Start of Provided text
Chintalapati Srinivasa Raju is an Indian Entrepreneur and Private equity Investor. Srini Raju was the founding Chief Executive Officer (CEO) and managing director (MD) of Dun & Bradstreet Satyam Software,  the in-house technology unit of Dun & Bradstreet, established in 1994, which focused on implementing large-scale IT projects for Dun & Bradstreet businesses. DBSS was later renamed Cognizant.

Srini later became the Co-founder and Chairman of  iLabs Venture Capital Fund, a Private equity firm based in Hyderabad. Besides funding and mentoring next generation entrepreneurs, he plays an active role in building Educational Institutions of higher learning.

Early life and education 
Srini Raju was born in 1961 at Khajipalem village, Guntur District, Andhra Pradesh. His father, Anjiraju Chintalapati was a farmer. After completing his school education, he went to the National Institute of Technology, Kurukshetra and graduated in 1983 with an Honours Degree, BE (Civil Engineering). In 1986 he received his master's degree in Civil & Environmental Engineering from Utah State University, USA.

Career 
Srini Raju was the Founding CEO & MD of Dun & Bradstreet Satyam Software the in-house technology unit of Dun & Bradstreet, established in 1994, which focused on implementing large-scale IT projects for Dun & Bradstreet businesses. DBSS was later renamed as Cognizant.

Srini later became the Co-founder and Chairman of  iLabs Venture Capital Fund, a Private Equity (PE) firm based out of Hyderabad. 

Mr. Srini Raju founded iLabs Group in 2000. iLabs Group is one of the pioneers of the Investment Ecosystem in India. Over the years, it has grown its scope in terms of both Investment and Industry. Originally started as an Angel Investor, iLabs Capital has expanded into, Seed-Stage, Early-Stage and Growth-Stage Investments, as well as Re-Structures and Buy-Outs. Initially focused on technology and technology enabled Ventures, iLabs Capital has extended into Consumer Products & Services; Health Care; Skills-Development; Media and Entertainment; Corporate and Industrial Parks. Today, iLabs Group is one of the front-runners of the investment landscape in India.
End of Provided text
_Written exercise:_
According to the biography above, in what year did Srini Raju found iLabs Group?
Start of Data listing
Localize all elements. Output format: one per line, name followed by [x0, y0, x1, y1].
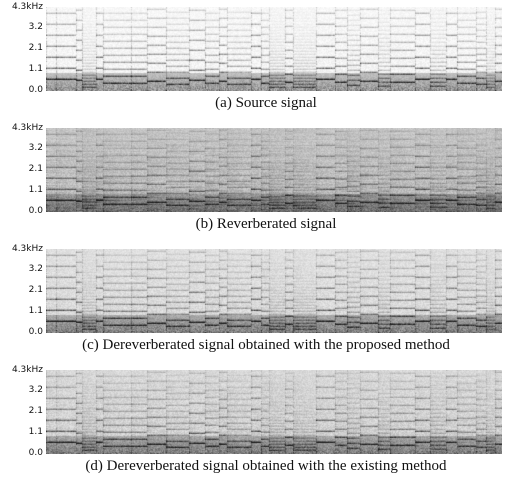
caption-a: (a) Source signal: [215, 95, 317, 111]
caption-c: (c) Dereverberated signal obtained with …: [82, 337, 450, 353]
y-tick-4-3khz: 4.3kHz: [11, 2, 43, 12]
spectrogram-existing: [46, 370, 502, 454]
caption-d: (d) Dereverberated signal obtained with …: [85, 458, 447, 474]
y-tick-2-1: 2.1: [28, 164, 43, 174]
y-tick-4-3khz: 4.3kHz: [11, 365, 43, 375]
y-tick-0-0: 0.0: [28, 85, 43, 95]
panel-c: 4.3kHz 3.2 2.1 1.1 0.0 (c) Dereverberate…: [0, 242, 532, 363]
y-tick-3-2: 3.2: [28, 385, 43, 395]
y-tick-1-1: 1.1: [28, 185, 43, 195]
panel-a: 4.3kHz 3.2 2.1 1.1 0.0 (a) Source signal: [0, 0, 532, 121]
y-tick-0-0: 0.0: [28, 448, 43, 458]
y-tick-1-1: 1.1: [28, 427, 43, 437]
y-tick-3-2: 3.2: [28, 264, 43, 274]
y-tick-0-0: 0.0: [28, 327, 43, 337]
panel-b: 4.3kHz 3.2 2.1 1.1 0.0 (b) Reverberated …: [0, 121, 532, 242]
caption-b: (b) Reverberated signal: [195, 216, 337, 232]
y-tick-4-3khz: 4.3kHz: [11, 123, 43, 133]
y-tick-2-1: 2.1: [28, 406, 43, 416]
spectrogram-proposed: [46, 249, 502, 333]
spectrogram-reverberated: [46, 128, 502, 212]
y-axis-labels: 4.3kHz 3.2 2.1 1.1 0.0: [0, 242, 46, 342]
panel-d: 4.3kHz 3.2 2.1 1.1 0.0 (d) Dereverberate…: [0, 363, 532, 484]
y-axis-labels: 4.3kHz 3.2 2.1 1.1 0.0: [0, 363, 46, 463]
y-tick-0-0: 0.0: [28, 206, 43, 216]
y-tick-1-1: 1.1: [28, 306, 43, 316]
y-tick-1-1: 1.1: [28, 64, 43, 74]
y-axis-labels: 4.3kHz 3.2 2.1 1.1 0.0: [0, 0, 46, 100]
y-tick-3-2: 3.2: [28, 22, 43, 32]
y-tick-3-2: 3.2: [28, 143, 43, 153]
y-axis-labels: 4.3kHz 3.2 2.1 1.1 0.0: [0, 121, 46, 221]
y-tick-2-1: 2.1: [28, 285, 43, 295]
y-tick-2-1: 2.1: [28, 43, 43, 53]
spectrogram-source: [46, 7, 502, 91]
y-tick-4-3khz: 4.3kHz: [11, 244, 43, 254]
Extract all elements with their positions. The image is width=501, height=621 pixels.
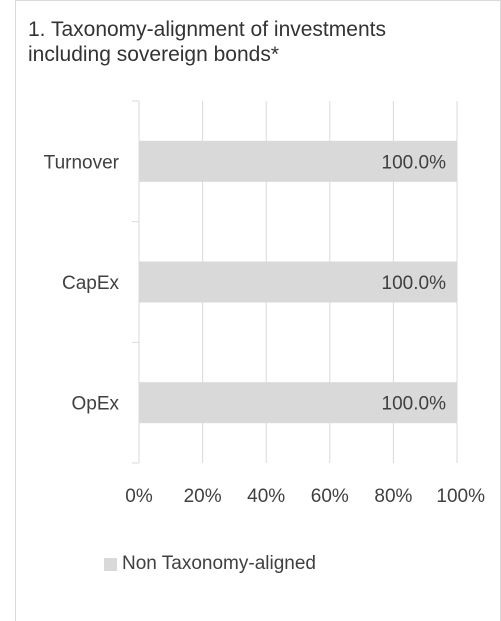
category-label: OpEx bbox=[71, 394, 119, 415]
data-label: 100.0% bbox=[382, 394, 447, 415]
chart-title: 1. Taxonomy-alignment of investments inc… bbox=[28, 18, 386, 66]
legend: Non Taxonomy-aligned bbox=[104, 553, 316, 575]
legend-label: Non Taxonomy-aligned bbox=[122, 553, 316, 574]
bar-capex bbox=[139, 261, 457, 303]
category-label: CapEx bbox=[62, 273, 120, 294]
legend-swatch bbox=[104, 557, 117, 571]
x-tick-label: 20% bbox=[184, 486, 222, 507]
data-label: 100.0% bbox=[382, 273, 447, 294]
x-tick-label: 100% bbox=[436, 486, 485, 507]
bar-turnover bbox=[139, 140, 457, 182]
x-tick-label: 60% bbox=[311, 486, 349, 507]
x-tick-label: 40% bbox=[247, 486, 285, 507]
data-label: 100.0% bbox=[382, 152, 447, 173]
bar-opex bbox=[139, 382, 457, 424]
category-label: Turnover bbox=[44, 152, 120, 173]
x-tick-label: 0% bbox=[125, 486, 153, 507]
x-tick-label: 80% bbox=[374, 486, 412, 507]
End of Data listing
_Result:_
2000